• _Do this_:
How many lines of the records hold the string "Phase"? Reply with the number alone.

• _Source data_:
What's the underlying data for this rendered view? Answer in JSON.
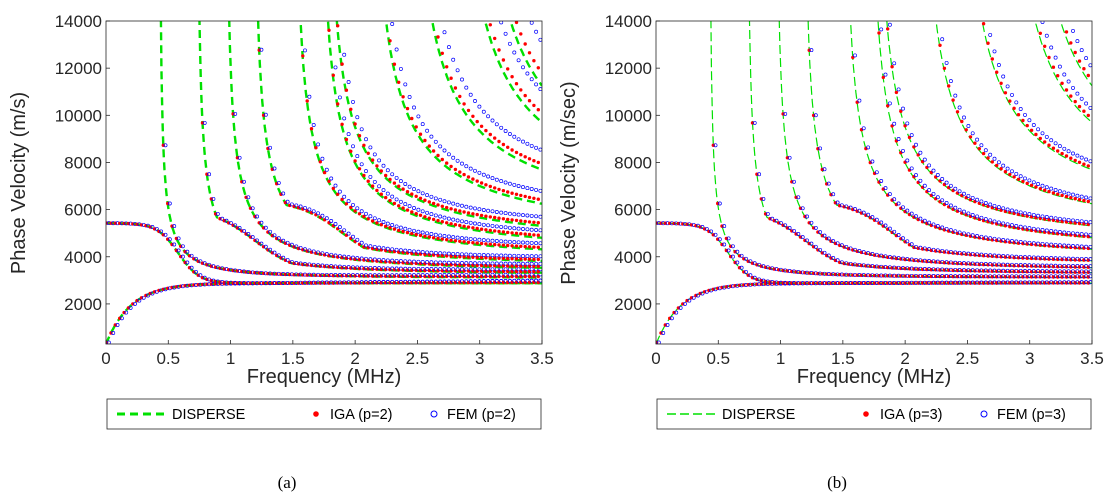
{
  "chart_data": [
    {
      "type": "scatter",
      "caption": "(a)",
      "xlabel": "Frequency (MHz)",
      "ylabel": "Phase Velocity (m/s)",
      "xlim": [
        0,
        3.5
      ],
      "ylim": [
        300,
        14000
      ],
      "xticks": [
        "0",
        "0.5",
        "1",
        "1.5",
        "2",
        "2.5",
        "3",
        "3.5"
      ],
      "yticks": [
        "2000",
        "4000",
        "6000",
        "8000",
        "10000",
        "12000",
        "14000"
      ],
      "grid": false,
      "legend_position": "bottom-center",
      "legend": [
        {
          "label": "DISPERSE",
          "marker": "dashed-line",
          "color": "#00e000"
        },
        {
          "label": "IGA (p=2)",
          "marker": "filled-dot",
          "color": "#ff0000"
        },
        {
          "label": "FEM (p=2)",
          "marker": "open-circle",
          "color": "#0000ff"
        }
      ],
      "modes": [
        {
          "type": "flexural",
          "c_low": 300,
          "c_inf": 2880,
          "k": 5.0
        },
        {
          "type": "extensional",
          "c0": 5430,
          "c_inf": 2880,
          "f_drop": 0.58,
          "w": 0.085
        },
        {
          "type": "cutoff",
          "fc": 0.43,
          "c_inf": 3100
        },
        {
          "type": "cutoff",
          "fc": 0.73,
          "c_inf": 3250,
          "plateau": 6100,
          "f_plateau": 1.2
        },
        {
          "type": "cutoff",
          "fc": 0.96,
          "c_inf": 3400
        },
        {
          "type": "cutoff",
          "fc": 1.18,
          "c_inf": 3600,
          "plateau": 6400,
          "f_plateau": 1.9
        },
        {
          "type": "cutoff",
          "fc": 1.5,
          "c_inf": 3900
        },
        {
          "type": "cutoff",
          "fc": 1.7,
          "c_inf": 4200,
          "plateau": 6600,
          "f_plateau": 2.5
        },
        {
          "type": "cutoff",
          "fc": 1.75,
          "c_inf": 4600
        },
        {
          "type": "cutoff",
          "fc": 2.1,
          "c_inf": 5000
        },
        {
          "type": "cutoff",
          "fc": 2.4,
          "c_inf": 5600
        },
        {
          "type": "cutoff",
          "fc": 2.75,
          "c_inf": 6000
        },
        {
          "type": "cutoff",
          "fc": 2.9,
          "c_inf": 6300
        },
        {
          "type": "cutoff",
          "fc": 3.2,
          "c_inf": 6500
        },
        {
          "type": "cutoff",
          "fc": 3.4,
          "c_inf": 6700
        }
      ]
    },
    {
      "type": "scatter",
      "caption": "(b)",
      "xlabel": "Frequency (MHz)",
      "ylabel": "Phase Velocity (m/sec)",
      "xlim": [
        0,
        3.5
      ],
      "ylim": [
        300,
        14000
      ],
      "xticks": [
        "0",
        "0.5",
        "1",
        "1.5",
        "2",
        "2.5",
        "3",
        "3.5"
      ],
      "yticks": [
        "2000",
        "4000",
        "6000",
        "8000",
        "10000",
        "12000",
        "14000"
      ],
      "grid": false,
      "legend_position": "bottom-center",
      "legend": [
        {
          "label": "DISPERSE",
          "marker": "dashed-line",
          "color": "#00e000"
        },
        {
          "label": "IGA (p=3)",
          "marker": "filled-dot",
          "color": "#ff0000"
        },
        {
          "label": "FEM (p=3)",
          "marker": "open-circle",
          "color": "#0000ff"
        }
      ],
      "modes": [
        {
          "type": "flexural",
          "c_low": 300,
          "c_inf": 2880,
          "k": 5.0
        },
        {
          "type": "extensional",
          "c0": 5430,
          "c_inf": 2880,
          "f_drop": 0.58,
          "w": 0.085
        },
        {
          "type": "cutoff",
          "fc": 0.43,
          "c_inf": 3100
        },
        {
          "type": "cutoff",
          "fc": 0.73,
          "c_inf": 3250,
          "plateau": 6100,
          "f_plateau": 1.2
        },
        {
          "type": "cutoff",
          "fc": 0.96,
          "c_inf": 3400
        },
        {
          "type": "cutoff",
          "fc": 1.18,
          "c_inf": 3600,
          "plateau": 6400,
          "f_plateau": 1.9
        },
        {
          "type": "cutoff",
          "fc": 1.5,
          "c_inf": 3900
        },
        {
          "type": "cutoff",
          "fc": 1.7,
          "c_inf": 4200,
          "plateau": 6600,
          "f_plateau": 2.5
        },
        {
          "type": "cutoff",
          "fc": 1.75,
          "c_inf": 4600
        },
        {
          "type": "cutoff",
          "fc": 2.1,
          "c_inf": 5000
        },
        {
          "type": "cutoff",
          "fc": 2.4,
          "c_inf": 5600
        },
        {
          "type": "cutoff",
          "fc": 2.75,
          "c_inf": 6000
        },
        {
          "type": "cutoff",
          "fc": 2.9,
          "c_inf": 6300
        },
        {
          "type": "cutoff",
          "fc": 3.2,
          "c_inf": 6500
        },
        {
          "type": "cutoff",
          "fc": 3.4,
          "c_inf": 6700
        }
      ]
    }
  ]
}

• _Problem solution_:
2